Begin Data for the task
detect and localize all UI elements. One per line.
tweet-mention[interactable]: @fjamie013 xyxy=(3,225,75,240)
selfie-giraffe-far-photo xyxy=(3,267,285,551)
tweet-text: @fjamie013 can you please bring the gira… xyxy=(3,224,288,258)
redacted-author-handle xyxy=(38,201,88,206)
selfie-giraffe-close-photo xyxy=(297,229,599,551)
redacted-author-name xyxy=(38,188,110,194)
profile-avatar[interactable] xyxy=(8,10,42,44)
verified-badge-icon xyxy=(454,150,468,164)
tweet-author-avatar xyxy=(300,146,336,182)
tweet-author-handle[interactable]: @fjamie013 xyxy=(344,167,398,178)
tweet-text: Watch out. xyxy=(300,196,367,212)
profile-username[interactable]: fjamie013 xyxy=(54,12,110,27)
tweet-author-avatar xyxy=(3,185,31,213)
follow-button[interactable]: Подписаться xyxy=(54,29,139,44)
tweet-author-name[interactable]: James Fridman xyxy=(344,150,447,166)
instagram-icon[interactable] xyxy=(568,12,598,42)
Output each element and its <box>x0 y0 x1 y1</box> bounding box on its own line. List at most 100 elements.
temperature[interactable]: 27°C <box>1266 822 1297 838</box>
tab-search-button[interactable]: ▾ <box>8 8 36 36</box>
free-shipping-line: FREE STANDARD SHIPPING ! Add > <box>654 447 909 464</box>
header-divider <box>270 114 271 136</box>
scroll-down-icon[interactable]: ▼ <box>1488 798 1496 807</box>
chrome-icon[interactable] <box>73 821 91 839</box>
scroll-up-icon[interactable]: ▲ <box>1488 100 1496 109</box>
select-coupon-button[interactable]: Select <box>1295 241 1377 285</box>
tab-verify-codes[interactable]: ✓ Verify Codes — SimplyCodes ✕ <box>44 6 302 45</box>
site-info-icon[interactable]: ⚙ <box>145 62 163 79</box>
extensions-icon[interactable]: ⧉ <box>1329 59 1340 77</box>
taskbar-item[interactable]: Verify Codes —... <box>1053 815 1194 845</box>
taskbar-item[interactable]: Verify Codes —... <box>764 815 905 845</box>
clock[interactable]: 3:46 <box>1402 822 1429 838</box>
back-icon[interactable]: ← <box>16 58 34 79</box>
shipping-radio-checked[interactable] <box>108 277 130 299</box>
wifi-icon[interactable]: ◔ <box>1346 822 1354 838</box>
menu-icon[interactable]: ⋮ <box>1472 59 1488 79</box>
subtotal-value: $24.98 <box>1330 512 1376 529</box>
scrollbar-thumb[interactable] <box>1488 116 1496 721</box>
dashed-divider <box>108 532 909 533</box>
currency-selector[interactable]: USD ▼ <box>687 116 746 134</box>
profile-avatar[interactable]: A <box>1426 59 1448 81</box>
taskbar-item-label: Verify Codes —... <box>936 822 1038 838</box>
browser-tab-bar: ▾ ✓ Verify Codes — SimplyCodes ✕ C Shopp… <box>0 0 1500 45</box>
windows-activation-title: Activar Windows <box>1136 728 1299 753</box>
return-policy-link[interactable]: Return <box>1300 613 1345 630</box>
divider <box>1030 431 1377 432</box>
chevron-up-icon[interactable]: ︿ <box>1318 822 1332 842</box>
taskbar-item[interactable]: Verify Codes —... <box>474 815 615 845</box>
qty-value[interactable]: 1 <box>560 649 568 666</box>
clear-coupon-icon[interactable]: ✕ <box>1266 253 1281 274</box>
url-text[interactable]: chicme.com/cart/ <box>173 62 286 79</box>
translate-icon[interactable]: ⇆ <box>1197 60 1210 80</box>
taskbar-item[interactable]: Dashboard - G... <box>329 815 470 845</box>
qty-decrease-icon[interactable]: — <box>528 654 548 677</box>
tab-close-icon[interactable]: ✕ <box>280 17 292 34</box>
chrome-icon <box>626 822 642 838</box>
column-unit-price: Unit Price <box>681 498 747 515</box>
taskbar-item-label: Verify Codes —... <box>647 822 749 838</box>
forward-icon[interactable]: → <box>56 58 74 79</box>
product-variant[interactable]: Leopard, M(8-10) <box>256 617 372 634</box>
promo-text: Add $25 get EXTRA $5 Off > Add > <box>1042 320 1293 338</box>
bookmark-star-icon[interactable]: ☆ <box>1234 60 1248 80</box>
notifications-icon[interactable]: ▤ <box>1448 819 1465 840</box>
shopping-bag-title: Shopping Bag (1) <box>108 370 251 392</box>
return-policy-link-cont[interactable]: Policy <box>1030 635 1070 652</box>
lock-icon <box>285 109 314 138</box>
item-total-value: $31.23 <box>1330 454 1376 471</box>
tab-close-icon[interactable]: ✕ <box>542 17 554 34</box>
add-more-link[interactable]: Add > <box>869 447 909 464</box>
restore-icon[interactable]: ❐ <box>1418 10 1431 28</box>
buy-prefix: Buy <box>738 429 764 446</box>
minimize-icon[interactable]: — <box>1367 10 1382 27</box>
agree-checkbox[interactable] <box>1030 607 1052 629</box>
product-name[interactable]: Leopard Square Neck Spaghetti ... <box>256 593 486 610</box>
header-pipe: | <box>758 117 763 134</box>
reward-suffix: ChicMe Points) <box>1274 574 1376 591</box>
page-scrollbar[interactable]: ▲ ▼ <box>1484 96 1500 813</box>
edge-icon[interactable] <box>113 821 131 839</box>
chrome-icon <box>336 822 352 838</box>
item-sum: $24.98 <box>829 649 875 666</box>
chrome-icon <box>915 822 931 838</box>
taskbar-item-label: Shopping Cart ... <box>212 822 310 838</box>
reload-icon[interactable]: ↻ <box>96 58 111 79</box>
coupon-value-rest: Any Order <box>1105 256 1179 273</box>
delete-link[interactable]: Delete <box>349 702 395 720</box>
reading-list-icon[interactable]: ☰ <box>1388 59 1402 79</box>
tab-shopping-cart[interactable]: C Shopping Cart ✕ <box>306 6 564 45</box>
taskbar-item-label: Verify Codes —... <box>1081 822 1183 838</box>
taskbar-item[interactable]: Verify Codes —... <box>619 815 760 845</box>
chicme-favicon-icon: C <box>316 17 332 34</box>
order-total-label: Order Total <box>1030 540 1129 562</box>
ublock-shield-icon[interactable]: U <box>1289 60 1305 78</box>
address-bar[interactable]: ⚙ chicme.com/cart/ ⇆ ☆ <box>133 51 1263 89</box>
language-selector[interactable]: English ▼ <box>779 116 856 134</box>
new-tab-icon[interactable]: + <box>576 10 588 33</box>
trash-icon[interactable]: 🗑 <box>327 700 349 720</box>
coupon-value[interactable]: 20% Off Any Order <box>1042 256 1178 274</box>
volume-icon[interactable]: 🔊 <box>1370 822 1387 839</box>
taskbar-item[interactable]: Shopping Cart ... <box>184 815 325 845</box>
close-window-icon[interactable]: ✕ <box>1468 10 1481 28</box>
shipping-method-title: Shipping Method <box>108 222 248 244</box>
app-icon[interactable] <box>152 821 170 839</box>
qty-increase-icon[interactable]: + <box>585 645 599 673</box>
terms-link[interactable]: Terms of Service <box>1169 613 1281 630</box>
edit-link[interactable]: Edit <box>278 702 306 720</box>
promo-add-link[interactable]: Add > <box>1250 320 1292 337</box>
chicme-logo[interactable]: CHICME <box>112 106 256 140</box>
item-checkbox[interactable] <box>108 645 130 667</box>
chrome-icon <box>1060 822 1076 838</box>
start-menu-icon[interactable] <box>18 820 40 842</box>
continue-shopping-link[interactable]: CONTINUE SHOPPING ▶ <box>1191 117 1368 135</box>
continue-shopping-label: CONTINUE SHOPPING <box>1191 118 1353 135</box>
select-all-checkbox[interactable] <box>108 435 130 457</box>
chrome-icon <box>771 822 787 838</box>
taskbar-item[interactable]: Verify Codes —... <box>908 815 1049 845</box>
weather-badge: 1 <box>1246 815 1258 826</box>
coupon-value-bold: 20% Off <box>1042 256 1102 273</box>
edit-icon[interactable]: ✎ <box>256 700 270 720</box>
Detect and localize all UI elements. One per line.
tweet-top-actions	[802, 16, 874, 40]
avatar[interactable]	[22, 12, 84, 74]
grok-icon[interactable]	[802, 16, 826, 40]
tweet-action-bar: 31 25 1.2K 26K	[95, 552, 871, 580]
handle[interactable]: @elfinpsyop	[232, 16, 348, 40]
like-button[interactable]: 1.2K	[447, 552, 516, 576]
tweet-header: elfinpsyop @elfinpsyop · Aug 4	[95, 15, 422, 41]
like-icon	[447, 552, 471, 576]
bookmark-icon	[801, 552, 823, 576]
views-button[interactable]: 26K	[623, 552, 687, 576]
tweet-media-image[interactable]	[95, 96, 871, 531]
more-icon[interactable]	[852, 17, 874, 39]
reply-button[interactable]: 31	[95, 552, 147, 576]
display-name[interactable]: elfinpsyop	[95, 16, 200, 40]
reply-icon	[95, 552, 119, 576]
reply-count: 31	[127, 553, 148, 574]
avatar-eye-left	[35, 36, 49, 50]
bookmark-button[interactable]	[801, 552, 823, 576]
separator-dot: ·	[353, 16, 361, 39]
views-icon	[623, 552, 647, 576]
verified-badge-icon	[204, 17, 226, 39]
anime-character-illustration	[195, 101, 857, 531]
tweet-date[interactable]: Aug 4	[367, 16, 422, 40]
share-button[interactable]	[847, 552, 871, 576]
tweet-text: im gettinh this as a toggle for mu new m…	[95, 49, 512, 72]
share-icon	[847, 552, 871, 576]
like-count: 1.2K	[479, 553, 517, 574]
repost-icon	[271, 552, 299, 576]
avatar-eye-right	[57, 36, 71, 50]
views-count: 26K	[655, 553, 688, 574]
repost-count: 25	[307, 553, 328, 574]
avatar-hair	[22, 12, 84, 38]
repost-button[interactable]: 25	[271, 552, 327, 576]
End Data for the task
▸ Short exercise
Transcribe the data lines without changes, beginning with the first line and ending with the line containing "redacted-author-name xyxy=(38,188,110,194)", including both of those lines.

▸ Exercise response
detect and localize all UI elements. One per line.
tweet-mention[interactable]: @fjamie013 xyxy=(3,225,75,240)
selfie-giraffe-far-photo xyxy=(3,267,285,551)
tweet-text: @fjamie013 can you please bring the gira… xyxy=(3,224,288,258)
redacted-author-handle xyxy=(38,201,88,206)
selfie-giraffe-close-photo xyxy=(297,229,599,551)
redacted-author-name xyxy=(38,188,110,194)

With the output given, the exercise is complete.